[Stored dataset items]

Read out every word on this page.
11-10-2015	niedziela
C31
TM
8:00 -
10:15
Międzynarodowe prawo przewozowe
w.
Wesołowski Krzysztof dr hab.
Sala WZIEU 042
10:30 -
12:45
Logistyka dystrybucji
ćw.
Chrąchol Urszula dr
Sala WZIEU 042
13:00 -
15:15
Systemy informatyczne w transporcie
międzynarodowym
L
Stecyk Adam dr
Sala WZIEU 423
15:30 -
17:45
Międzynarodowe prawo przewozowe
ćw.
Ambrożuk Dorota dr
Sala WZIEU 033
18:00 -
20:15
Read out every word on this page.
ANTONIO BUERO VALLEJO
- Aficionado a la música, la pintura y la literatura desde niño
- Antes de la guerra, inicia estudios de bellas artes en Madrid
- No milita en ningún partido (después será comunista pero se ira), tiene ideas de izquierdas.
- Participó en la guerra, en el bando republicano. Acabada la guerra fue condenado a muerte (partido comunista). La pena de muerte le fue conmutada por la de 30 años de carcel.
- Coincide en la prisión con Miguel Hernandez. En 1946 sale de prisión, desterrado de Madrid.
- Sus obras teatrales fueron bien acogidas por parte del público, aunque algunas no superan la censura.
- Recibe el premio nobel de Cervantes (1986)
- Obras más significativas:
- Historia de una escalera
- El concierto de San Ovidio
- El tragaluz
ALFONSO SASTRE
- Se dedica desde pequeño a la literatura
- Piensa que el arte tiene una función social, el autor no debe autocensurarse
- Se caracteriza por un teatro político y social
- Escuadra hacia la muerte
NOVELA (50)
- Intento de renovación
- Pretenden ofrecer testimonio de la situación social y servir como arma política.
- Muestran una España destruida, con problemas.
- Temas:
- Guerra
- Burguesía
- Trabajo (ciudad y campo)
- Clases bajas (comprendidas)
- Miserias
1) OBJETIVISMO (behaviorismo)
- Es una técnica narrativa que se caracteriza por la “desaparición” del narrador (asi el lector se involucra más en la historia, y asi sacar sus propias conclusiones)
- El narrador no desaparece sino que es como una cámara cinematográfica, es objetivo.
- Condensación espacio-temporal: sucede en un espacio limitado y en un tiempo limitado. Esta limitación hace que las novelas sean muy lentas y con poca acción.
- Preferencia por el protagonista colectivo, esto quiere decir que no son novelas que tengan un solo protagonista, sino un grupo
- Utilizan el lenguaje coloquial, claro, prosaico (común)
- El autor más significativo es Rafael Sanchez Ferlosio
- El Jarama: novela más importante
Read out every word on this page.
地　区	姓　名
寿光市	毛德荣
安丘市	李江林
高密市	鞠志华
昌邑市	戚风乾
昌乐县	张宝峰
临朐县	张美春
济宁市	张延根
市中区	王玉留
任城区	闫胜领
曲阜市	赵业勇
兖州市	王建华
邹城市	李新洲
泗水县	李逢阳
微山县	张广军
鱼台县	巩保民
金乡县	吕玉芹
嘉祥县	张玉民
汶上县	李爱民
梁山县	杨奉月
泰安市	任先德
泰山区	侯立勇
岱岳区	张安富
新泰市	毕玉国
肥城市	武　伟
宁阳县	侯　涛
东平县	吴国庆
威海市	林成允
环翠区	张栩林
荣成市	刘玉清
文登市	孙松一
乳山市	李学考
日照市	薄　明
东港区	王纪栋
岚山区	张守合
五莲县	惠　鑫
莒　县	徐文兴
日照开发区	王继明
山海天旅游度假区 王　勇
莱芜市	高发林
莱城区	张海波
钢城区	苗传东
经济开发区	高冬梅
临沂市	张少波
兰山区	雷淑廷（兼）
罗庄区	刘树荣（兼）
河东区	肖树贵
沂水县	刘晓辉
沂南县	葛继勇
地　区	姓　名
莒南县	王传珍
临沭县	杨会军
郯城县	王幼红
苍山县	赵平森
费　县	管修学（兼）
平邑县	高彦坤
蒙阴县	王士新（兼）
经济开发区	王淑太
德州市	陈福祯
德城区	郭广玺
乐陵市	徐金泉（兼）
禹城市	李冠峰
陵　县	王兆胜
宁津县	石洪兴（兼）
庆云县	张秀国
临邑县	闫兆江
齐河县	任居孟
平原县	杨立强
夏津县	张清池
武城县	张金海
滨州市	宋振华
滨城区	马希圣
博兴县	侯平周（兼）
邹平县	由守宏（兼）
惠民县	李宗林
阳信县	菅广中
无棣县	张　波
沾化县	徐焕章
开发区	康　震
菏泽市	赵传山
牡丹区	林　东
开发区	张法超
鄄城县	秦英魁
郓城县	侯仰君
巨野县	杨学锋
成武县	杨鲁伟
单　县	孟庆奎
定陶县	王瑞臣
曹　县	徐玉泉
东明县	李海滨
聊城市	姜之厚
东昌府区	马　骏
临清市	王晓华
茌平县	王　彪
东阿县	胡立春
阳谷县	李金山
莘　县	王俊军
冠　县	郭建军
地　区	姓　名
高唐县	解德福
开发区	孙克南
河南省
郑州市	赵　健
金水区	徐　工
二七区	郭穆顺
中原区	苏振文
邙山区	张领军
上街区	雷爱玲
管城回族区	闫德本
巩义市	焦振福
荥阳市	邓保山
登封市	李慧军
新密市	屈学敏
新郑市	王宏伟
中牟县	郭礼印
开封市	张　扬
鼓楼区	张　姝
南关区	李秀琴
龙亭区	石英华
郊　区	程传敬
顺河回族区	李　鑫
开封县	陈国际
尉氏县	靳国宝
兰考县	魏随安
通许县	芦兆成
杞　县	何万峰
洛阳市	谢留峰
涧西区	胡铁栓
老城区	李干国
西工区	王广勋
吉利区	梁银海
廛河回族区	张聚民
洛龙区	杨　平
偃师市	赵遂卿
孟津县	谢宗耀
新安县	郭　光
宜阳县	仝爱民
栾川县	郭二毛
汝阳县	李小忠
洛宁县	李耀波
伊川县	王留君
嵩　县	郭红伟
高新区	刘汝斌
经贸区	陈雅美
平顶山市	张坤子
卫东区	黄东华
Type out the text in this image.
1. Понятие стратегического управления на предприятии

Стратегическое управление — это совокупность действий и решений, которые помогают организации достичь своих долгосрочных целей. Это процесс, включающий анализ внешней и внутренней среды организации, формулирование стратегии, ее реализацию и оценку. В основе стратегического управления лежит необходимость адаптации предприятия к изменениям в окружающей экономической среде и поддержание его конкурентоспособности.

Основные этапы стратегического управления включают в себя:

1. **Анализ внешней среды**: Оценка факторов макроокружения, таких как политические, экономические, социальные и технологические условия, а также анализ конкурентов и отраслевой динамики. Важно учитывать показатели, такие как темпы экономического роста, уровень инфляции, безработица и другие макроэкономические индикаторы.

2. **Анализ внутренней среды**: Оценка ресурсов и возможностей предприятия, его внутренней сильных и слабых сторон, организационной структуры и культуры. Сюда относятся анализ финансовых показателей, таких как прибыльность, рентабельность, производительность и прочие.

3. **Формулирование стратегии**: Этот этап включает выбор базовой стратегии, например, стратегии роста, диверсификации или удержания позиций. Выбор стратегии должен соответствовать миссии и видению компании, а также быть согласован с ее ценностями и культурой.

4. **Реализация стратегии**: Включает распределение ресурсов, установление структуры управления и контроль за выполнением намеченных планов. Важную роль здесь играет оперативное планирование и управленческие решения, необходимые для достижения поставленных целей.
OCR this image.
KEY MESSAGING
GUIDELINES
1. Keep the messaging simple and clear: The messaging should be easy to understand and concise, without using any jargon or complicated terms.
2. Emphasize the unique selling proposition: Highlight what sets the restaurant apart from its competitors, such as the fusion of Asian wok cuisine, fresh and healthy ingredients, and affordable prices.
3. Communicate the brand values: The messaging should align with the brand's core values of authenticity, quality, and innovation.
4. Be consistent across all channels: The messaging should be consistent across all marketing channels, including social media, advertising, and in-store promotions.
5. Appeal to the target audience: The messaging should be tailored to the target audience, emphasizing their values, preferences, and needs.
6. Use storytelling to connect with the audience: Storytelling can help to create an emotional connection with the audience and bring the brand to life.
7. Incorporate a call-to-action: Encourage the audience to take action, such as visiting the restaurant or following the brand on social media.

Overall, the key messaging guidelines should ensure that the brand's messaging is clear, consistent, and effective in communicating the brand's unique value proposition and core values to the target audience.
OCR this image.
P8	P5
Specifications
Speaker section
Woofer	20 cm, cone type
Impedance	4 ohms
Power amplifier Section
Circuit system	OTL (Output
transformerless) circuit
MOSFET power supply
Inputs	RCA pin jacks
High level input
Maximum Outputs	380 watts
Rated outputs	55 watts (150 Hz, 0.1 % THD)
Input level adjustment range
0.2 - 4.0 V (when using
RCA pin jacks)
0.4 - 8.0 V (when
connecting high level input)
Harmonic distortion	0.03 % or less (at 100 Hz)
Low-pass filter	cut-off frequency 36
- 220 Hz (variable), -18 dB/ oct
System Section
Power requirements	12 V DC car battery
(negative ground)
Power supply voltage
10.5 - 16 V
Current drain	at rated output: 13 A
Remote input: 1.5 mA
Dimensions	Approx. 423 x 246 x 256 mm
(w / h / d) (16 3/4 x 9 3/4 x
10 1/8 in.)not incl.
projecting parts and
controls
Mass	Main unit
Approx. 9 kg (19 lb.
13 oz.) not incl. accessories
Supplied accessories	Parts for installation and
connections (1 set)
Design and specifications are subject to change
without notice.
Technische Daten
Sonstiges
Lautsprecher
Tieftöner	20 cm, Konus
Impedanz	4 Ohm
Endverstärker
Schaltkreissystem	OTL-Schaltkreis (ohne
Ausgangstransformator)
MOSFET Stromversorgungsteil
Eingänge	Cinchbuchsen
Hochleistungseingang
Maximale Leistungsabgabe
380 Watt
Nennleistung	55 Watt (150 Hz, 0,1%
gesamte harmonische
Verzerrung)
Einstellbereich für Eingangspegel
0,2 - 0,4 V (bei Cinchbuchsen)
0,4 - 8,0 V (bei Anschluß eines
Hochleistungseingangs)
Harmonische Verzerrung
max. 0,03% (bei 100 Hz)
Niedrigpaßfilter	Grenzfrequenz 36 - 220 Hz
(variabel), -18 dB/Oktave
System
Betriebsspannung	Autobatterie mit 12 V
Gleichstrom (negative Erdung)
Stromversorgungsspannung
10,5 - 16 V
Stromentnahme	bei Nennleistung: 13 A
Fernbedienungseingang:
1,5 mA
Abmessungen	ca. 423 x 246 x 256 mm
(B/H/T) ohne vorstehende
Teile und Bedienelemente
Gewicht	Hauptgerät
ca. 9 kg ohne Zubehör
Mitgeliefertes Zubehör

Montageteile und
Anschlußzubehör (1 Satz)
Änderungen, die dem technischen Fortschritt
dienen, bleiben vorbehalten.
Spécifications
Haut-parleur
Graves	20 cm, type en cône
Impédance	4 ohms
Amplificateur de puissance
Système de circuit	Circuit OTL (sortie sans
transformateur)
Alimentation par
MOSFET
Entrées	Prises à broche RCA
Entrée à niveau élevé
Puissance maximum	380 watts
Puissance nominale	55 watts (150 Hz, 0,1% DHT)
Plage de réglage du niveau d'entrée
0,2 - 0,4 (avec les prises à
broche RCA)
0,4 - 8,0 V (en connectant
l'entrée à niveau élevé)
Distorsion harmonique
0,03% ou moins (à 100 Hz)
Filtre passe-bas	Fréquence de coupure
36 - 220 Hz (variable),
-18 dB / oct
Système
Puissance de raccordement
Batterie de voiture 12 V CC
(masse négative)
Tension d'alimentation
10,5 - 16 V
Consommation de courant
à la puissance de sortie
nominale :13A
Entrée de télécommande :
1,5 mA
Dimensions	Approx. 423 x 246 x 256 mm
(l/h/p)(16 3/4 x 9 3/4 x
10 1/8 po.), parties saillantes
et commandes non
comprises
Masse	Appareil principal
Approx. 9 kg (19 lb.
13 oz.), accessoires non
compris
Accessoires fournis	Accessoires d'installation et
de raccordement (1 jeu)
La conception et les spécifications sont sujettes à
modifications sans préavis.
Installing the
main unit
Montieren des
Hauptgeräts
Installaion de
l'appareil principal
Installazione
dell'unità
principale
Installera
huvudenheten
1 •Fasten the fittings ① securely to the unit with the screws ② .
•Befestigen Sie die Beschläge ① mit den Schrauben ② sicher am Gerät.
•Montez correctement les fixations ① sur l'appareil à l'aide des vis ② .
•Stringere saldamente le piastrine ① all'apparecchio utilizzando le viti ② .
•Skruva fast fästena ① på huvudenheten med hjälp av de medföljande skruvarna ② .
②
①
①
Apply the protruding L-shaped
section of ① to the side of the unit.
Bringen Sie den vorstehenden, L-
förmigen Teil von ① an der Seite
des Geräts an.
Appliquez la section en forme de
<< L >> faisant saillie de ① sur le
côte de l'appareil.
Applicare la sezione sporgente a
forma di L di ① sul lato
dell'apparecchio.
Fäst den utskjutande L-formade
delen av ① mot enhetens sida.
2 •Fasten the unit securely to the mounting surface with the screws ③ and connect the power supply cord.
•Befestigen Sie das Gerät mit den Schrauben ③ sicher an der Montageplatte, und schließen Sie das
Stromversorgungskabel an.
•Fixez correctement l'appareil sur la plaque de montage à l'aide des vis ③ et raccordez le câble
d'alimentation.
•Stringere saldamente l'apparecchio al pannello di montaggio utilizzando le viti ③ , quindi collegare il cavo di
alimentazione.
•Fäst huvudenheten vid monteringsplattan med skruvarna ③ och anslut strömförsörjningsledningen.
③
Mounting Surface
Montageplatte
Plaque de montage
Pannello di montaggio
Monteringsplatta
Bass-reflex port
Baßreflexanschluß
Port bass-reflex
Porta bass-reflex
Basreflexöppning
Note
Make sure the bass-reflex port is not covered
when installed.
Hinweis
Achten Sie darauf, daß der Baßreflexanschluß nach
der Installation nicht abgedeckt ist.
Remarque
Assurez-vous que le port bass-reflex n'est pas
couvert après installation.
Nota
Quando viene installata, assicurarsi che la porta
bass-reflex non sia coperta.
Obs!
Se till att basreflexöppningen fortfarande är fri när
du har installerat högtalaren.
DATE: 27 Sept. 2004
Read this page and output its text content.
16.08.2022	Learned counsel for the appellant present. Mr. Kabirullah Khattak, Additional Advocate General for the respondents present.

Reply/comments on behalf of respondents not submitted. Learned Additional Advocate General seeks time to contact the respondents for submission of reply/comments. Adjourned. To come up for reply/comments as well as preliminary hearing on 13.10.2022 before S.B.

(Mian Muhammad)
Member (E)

WHAT IS REQUIRED: State the count of lines holding the string "clear" in the listing above, and nothing else.

TASK OUTPUT: 2